Record extracts |
○ ○ ○ ○
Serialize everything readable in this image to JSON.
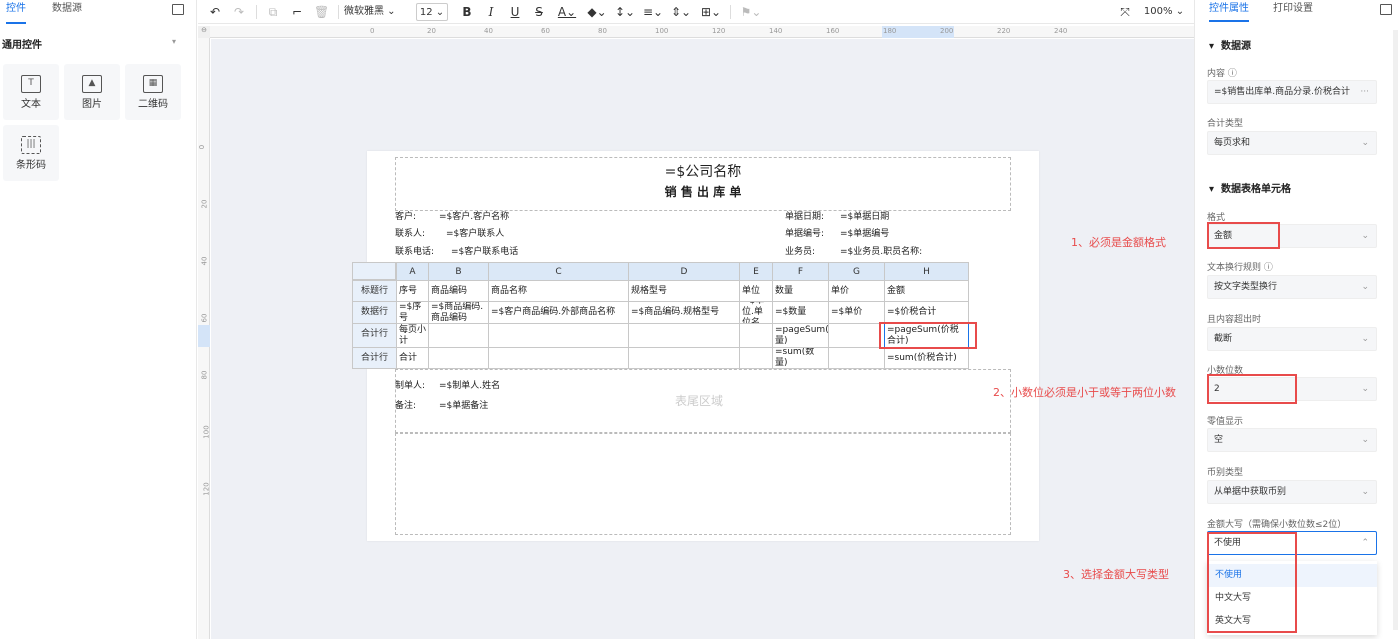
{
  "left_panel": {
    "tabs": [
      "控件",
      "数据源"
    ],
    "section_title": "通用控件",
    "widgets": [
      "文本",
      "图片",
      "二维码",
      "条形码"
    ]
  },
  "toolbar": {
    "font_name": "微软雅黑",
    "font_size": "12",
    "zoom": "100%"
  },
  "ruler": {
    "h_ticks": [
      "0",
      "20",
      "40",
      "60",
      "80",
      "100",
      "120",
      "140",
      "160",
      "180",
      "200",
      "220",
      "240"
    ],
    "v_ticks": [
      "0",
      "20",
      "40",
      "60",
      "80",
      "100",
      "120"
    ]
  },
  "report": {
    "title": "=$公司名称",
    "subtitle": "销 售 出 库 单",
    "header_fields": [
      {
        "label": "客户:",
        "value": "=$客户.客户名称"
      },
      {
        "label": "联系人:",
        "value": "=$客户联系人"
      },
      {
        "label": "联系电话:",
        "value": "=$客户联系电话"
      },
      {
        "label": "单据日期:",
        "value": "=$单据日期"
      },
      {
        "label": "单据编号:",
        "value": "=$单据编号"
      },
      {
        "label": "业务员:",
        "value": "=$业务员.职员名称:"
      }
    ],
    "columns": [
      "A",
      "B",
      "C",
      "D",
      "E",
      "F",
      "G",
      "H"
    ],
    "rows": [
      {
        "type": "标题行",
        "cells": [
          "序号",
          "商品编码",
          "商品名称",
          "规格型号",
          "单位",
          "数量",
          "单价",
          "金额"
        ]
      },
      {
        "type": "数据行",
        "cells": [
          "=$序号",
          "=$商品编码.商品编码",
          "=$客户商品编码.外部商品名称",
          "=$商品编码.规格型号",
          "=$单位.单位名",
          "=$数量",
          "=$单价",
          "=$价税合计"
        ]
      },
      {
        "type": "合计行",
        "cells": [
          "每页小计",
          "",
          "",
          "",
          "",
          "=pageSum(数量)",
          "",
          "=pageSum(价税合计)"
        ]
      },
      {
        "type": "合计行",
        "cells": [
          "合计",
          "",
          "",
          "",
          "",
          "=sum(数量)",
          "",
          "=sum(价税合计)"
        ]
      }
    ],
    "footer_fields": [
      {
        "label": "制单人:",
        "value": "=$制单人.姓名"
      },
      {
        "label": "备注:",
        "value": "=$单据备注"
      }
    ],
    "footer_area": "表尾区域"
  },
  "annotations": [
    "1、必须是金额格式",
    "2、小数位必须是小于或等于两位小数",
    "3、选择金额大写类型"
  ],
  "right_panel": {
    "tabs": [
      "控件属性",
      "打印设置"
    ],
    "section_data": "数据源",
    "content_label": "内容",
    "content_value": "=$销售出库单.商品分录.价税合计",
    "sum_type_label": "合计类型",
    "sum_type_value": "每页求和",
    "section_cell": "数据表格单元格",
    "format_label": "格式",
    "format_value": "金额",
    "wrap_label": "文本换行规则",
    "wrap_value": "按文字类型换行",
    "overflow_label": "且内容超出时",
    "overflow_value": "截断",
    "decimals_label": "小数位数",
    "decimals_value": "2",
    "zero_label": "零值显示",
    "zero_value": "空",
    "currency_label": "币别类型",
    "currency_value": "从单据中获取币别",
    "upper_label": "金额大写（需确保小数位数≤2位）",
    "upper_value": "不使用",
    "upper_options": [
      "不使用",
      "中文大写",
      "英文大写"
    ]
  },
  "colors": {
    "accent": "#1a73e8",
    "annotation": "#e84b4b",
    "header_bg": "#dbe8f7"
  }
}
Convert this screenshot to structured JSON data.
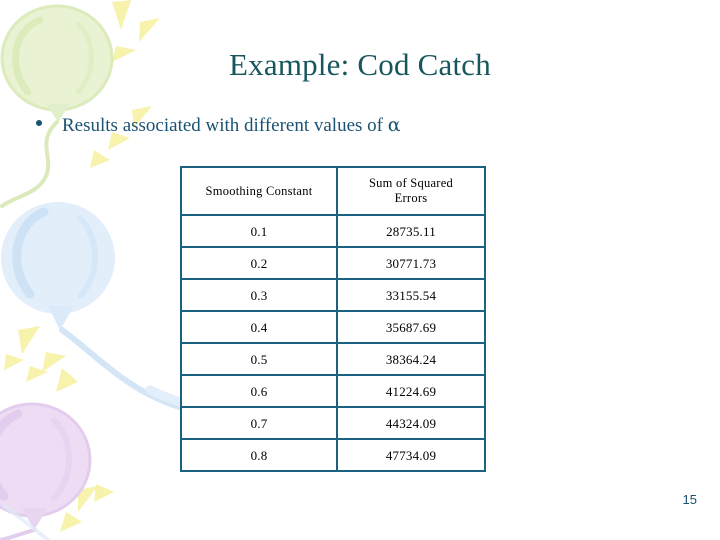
{
  "slide": {
    "title": "Example: Cod Catch",
    "page_number": "15",
    "colors": {
      "title": "#17575c",
      "body_text": "#1a5272",
      "table_border": "#1a627f",
      "balloon_green": "#e4f0c8",
      "balloon_blue": "#d9e9f7",
      "balloon_purple": "#e9d7f0",
      "sparkle_yellow": "#f7f2a8"
    }
  },
  "bullet": {
    "marker": "bullet-dot",
    "text_before_alpha": "Results associated with different values of ",
    "alpha_symbol": "α"
  },
  "table": {
    "headers": [
      "Smoothing Constant",
      "Sum of Squared Errors"
    ],
    "header_line1_col2": "Sum of Squared",
    "header_line2_col2": "Errors",
    "rows": [
      {
        "smoothing_constant": "0.1",
        "sum_of_squared_errors": "28735.11"
      },
      {
        "smoothing_constant": "0.2",
        "sum_of_squared_errors": "30771.73"
      },
      {
        "smoothing_constant": "0.3",
        "sum_of_squared_errors": "33155.54"
      },
      {
        "smoothing_constant": "0.4",
        "sum_of_squared_errors": "35687.69"
      },
      {
        "smoothing_constant": "0.5",
        "sum_of_squared_errors": "38364.24"
      },
      {
        "smoothing_constant": "0.6",
        "sum_of_squared_errors": "41224.69"
      },
      {
        "smoothing_constant": "0.7",
        "sum_of_squared_errors": "44324.09"
      },
      {
        "smoothing_constant": "0.8",
        "sum_of_squared_errors": "47734.09"
      }
    ]
  },
  "decoration": {
    "balloons": [
      {
        "name": "balloon-green",
        "color": "#e4f0c8"
      },
      {
        "name": "balloon-blue",
        "color": "#d9e9f7"
      },
      {
        "name": "balloon-purple",
        "color": "#e9d7f0"
      }
    ],
    "sparkle_color": "#f7f2a8"
  }
}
○ ○ ○ ○
Task details | Output all of the entries verbatim, leaving out any images.

Full solution |
Serialize everything readable in this image to JSON.
{
  "left_panel": {
    "tabs": [
      "控件",
      "数据源"
    ],
    "section_title": "通用控件",
    "widgets": [
      "文本",
      "图片",
      "二维码",
      "条形码"
    ]
  },
  "toolbar": {
    "font_name": "微软雅黑",
    "font_size": "12",
    "zoom": "100%"
  },
  "ruler": {
    "h_ticks": [
      "0",
      "20",
      "40",
      "60",
      "80",
      "100",
      "120",
      "140",
      "160",
      "180",
      "200",
      "220",
      "240"
    ],
    "v_ticks": [
      "0",
      "20",
      "40",
      "60",
      "80",
      "100",
      "120"
    ]
  },
  "report": {
    "title": "=$公司名称",
    "subtitle": "销 售 出 库 单",
    "header_fields": [
      {
        "label": "客户:",
        "value": "=$客户.客户名称"
      },
      {
        "label": "联系人:",
        "value": "=$客户联系人"
      },
      {
        "label": "联系电话:",
        "value": "=$客户联系电话"
      },
      {
        "label": "单据日期:",
        "value": "=$单据日期"
      },
      {
        "label": "单据编号:",
        "value": "=$单据编号"
      },
      {
        "label": "业务员:",
        "value": "=$业务员.职员名称:"
      }
    ],
    "columns": [
      "A",
      "B",
      "C",
      "D",
      "E",
      "F",
      "G",
      "H"
    ],
    "rows": [
      {
        "type": "标题行",
        "cells": [
          "序号",
          "商品编码",
          "商品名称",
          "规格型号",
          "单位",
          "数量",
          "单价",
          "金额"
        ]
      },
      {
        "type": "数据行",
        "cells": [
          "=$序号",
          "=$商品编码.商品编码",
          "=$客户商品编码.外部商品名称",
          "=$商品编码.规格型号",
          "=$单位.单位名",
          "=$数量",
          "=$单价",
          "=$价税合计"
        ]
      },
      {
        "type": "合计行",
        "cells": [
          "每页小计",
          "",
          "",
          "",
          "",
          "=pageSum(数量)",
          "",
          "=pageSum(价税合计)"
        ]
      },
      {
        "type": "合计行",
        "cells": [
          "合计",
          "",
          "",
          "",
          "",
          "=sum(数量)",
          "",
          "=sum(价税合计)"
        ]
      }
    ],
    "footer_fields": [
      {
        "label": "制单人:",
        "value": "=$制单人.姓名"
      },
      {
        "label": "备注:",
        "value": "=$单据备注"
      }
    ],
    "footer_area": "表尾区域"
  },
  "annotations": [
    "1、必须是金额格式",
    "2、小数位必须是小于或等于两位小数",
    "3、选择金额大写类型"
  ],
  "right_panel": {
    "tabs": [
      "控件属性",
      "打印设置"
    ],
    "section_data": "数据源",
    "content_label": "内容",
    "content_value": "=$销售出库单.商品分录.价税合计",
    "sum_type_label": "合计类型",
    "sum_type_value": "每页求和",
    "section_cell": "数据表格单元格",
    "format_label": "格式",
    "format_value": "金额",
    "wrap_label": "文本换行规则",
    "wrap_value": "按文字类型换行",
    "overflow_label": "且内容超出时",
    "overflow_value": "截断",
    "decimals_label": "小数位数",
    "decimals_value": "2",
    "zero_label": "零值显示",
    "zero_value": "空",
    "currency_label": "币别类型",
    "currency_value": "从单据中获取币别",
    "upper_label": "金额大写（需确保小数位数≤2位）",
    "upper_value": "不使用",
    "upper_options": [
      "不使用",
      "中文大写",
      "英文大写"
    ]
  },
  "colors": {
    "accent": "#1a73e8",
    "annotation": "#e84b4b",
    "header_bg": "#dbe8f7"
  }
}
Convert this screenshot to structured JSON data.
{
  "slide": {
    "title": "Example: Cod Catch",
    "page_number": "15",
    "colors": {
      "title": "#17575c",
      "body_text": "#1a5272",
      "table_border": "#1a627f",
      "balloon_green": "#e4f0c8",
      "balloon_blue": "#d9e9f7",
      "balloon_purple": "#e9d7f0",
      "sparkle_yellow": "#f7f2a8"
    }
  },
  "bullet": {
    "marker": "bullet-dot",
    "text_before_alpha": "Results associated with different values of ",
    "alpha_symbol": "α"
  },
  "table": {
    "headers": [
      "Smoothing Constant",
      "Sum of Squared Errors"
    ],
    "header_line1_col2": "Sum of Squared",
    "header_line2_col2": "Errors",
    "rows": [
      {
        "smoothing_constant": "0.1",
        "sum_of_squared_errors": "28735.11"
      },
      {
        "smoothing_constant": "0.2",
        "sum_of_squared_errors": "30771.73"
      },
      {
        "smoothing_constant": "0.3",
        "sum_of_squared_errors": "33155.54"
      },
      {
        "smoothing_constant": "0.4",
        "sum_of_squared_errors": "35687.69"
      },
      {
        "smoothing_constant": "0.5",
        "sum_of_squared_errors": "38364.24"
      },
      {
        "smoothing_constant": "0.6",
        "sum_of_squared_errors": "41224.69"
      },
      {
        "smoothing_constant": "0.7",
        "sum_of_squared_errors": "44324.09"
      },
      {
        "smoothing_constant": "0.8",
        "sum_of_squared_errors": "47734.09"
      }
    ]
  },
  "decoration": {
    "balloons": [
      {
        "name": "balloon-green",
        "color": "#e4f0c8"
      },
      {
        "name": "balloon-blue",
        "color": "#d9e9f7"
      },
      {
        "name": "balloon-purple",
        "color": "#e9d7f0"
      }
    ],
    "sparkle_color": "#f7f2a8"
  }
}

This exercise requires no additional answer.